▶ **Task directions**: Assemble all lines in which the string "JSON" appears.

[Stored data]
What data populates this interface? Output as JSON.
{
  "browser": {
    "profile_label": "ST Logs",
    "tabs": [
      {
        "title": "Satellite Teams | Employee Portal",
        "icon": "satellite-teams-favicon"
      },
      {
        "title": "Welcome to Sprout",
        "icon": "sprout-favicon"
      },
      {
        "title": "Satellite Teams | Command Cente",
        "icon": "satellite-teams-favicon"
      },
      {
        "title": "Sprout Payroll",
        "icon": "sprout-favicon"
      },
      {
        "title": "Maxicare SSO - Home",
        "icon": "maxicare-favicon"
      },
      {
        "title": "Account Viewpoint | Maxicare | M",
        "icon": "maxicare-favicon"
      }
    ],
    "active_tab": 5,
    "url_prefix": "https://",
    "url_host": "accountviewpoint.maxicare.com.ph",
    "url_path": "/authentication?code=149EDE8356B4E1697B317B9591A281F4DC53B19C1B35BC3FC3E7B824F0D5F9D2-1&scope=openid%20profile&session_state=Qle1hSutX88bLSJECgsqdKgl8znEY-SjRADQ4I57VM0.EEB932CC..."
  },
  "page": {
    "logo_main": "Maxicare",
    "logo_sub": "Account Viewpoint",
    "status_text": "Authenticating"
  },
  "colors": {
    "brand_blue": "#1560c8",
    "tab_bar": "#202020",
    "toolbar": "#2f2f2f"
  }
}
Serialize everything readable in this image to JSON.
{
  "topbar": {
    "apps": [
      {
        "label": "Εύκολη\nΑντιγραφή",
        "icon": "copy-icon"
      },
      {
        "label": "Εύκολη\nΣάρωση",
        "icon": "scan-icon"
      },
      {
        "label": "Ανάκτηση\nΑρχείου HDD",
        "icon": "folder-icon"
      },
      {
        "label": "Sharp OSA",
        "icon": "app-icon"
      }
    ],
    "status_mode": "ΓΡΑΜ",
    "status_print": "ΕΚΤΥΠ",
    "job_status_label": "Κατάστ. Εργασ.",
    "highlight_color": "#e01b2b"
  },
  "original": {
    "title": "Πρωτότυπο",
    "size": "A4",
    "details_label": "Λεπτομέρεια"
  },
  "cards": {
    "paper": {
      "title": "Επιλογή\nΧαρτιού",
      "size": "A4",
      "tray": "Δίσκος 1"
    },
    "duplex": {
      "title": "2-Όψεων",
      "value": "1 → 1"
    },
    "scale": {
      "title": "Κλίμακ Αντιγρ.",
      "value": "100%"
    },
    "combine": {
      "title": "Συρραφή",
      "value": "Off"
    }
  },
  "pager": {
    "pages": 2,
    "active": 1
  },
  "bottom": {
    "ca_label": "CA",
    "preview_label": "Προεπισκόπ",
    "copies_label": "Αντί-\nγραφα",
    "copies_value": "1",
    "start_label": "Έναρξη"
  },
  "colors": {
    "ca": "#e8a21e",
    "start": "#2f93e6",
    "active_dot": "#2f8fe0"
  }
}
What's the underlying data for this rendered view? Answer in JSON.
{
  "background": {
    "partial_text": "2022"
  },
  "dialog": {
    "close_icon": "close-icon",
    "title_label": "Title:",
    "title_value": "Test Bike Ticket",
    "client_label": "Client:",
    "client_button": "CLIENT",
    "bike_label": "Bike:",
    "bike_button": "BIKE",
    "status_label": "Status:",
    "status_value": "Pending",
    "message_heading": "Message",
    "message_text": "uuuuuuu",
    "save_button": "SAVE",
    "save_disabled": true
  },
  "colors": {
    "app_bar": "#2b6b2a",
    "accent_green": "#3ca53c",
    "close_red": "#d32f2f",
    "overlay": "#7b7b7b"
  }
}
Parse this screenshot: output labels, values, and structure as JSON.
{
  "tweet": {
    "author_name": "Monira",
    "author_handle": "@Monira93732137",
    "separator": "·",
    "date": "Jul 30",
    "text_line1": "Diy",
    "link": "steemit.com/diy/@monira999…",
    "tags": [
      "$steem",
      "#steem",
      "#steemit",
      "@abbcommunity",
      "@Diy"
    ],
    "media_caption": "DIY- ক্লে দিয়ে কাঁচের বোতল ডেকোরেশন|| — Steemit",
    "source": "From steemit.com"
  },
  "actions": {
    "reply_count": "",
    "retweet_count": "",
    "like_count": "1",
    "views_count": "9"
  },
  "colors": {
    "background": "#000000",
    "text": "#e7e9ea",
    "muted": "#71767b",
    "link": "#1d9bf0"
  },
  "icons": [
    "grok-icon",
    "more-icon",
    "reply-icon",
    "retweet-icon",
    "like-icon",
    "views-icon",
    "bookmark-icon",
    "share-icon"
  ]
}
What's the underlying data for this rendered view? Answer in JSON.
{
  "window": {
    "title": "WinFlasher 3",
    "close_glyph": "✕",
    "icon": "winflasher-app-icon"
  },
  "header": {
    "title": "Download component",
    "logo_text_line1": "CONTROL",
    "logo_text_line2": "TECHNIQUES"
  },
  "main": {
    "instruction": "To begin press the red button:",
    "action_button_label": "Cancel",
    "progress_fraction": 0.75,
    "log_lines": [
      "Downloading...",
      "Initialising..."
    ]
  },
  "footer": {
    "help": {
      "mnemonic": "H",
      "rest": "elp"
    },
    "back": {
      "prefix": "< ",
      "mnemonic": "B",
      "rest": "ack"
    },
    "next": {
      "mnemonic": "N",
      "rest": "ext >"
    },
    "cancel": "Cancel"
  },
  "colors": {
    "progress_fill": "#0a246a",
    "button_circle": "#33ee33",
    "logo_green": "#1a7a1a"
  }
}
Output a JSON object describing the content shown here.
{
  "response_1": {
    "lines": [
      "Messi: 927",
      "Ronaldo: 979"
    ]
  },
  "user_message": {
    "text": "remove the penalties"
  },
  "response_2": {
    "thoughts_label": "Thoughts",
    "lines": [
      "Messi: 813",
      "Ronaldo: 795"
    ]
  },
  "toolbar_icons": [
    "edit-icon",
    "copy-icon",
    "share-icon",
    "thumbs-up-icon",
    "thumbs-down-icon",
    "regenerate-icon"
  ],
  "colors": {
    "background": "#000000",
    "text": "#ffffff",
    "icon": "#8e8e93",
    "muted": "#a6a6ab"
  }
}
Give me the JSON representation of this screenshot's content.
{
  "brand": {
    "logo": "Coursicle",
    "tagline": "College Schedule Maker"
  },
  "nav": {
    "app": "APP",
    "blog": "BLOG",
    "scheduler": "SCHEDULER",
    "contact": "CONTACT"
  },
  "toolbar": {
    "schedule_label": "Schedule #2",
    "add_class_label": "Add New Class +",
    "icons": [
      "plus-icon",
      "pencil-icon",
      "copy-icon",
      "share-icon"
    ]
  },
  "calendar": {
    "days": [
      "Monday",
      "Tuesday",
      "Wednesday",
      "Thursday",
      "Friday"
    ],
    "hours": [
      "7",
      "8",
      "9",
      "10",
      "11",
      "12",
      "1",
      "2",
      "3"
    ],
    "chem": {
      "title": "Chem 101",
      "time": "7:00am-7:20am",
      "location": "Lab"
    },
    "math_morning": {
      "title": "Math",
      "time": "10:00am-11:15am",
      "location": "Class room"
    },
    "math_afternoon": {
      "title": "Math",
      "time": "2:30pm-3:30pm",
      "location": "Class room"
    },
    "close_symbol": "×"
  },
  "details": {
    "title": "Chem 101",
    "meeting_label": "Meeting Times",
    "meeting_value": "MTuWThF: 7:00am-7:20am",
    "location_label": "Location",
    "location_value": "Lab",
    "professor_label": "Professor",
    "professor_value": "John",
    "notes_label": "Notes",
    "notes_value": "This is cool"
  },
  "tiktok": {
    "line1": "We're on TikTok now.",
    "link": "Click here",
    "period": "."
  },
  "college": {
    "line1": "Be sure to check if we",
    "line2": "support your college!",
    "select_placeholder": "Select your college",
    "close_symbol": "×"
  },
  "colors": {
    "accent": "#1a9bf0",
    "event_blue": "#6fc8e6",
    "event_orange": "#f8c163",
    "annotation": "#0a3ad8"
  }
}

▶ **Answer for this exercise**:
What data populates this interface? Output as JSON.
Serialize everything readable in this image to JSON.
What's the underlying data for this rendered view? Answer in JSON.
Parse this screenshot: output labels, values, and structure as JSON.
What's the underlying data for this rendered view? Answer in JSON.
Output a JSON object describing the content shown here.
Give me the JSON representation of this screenshot's content.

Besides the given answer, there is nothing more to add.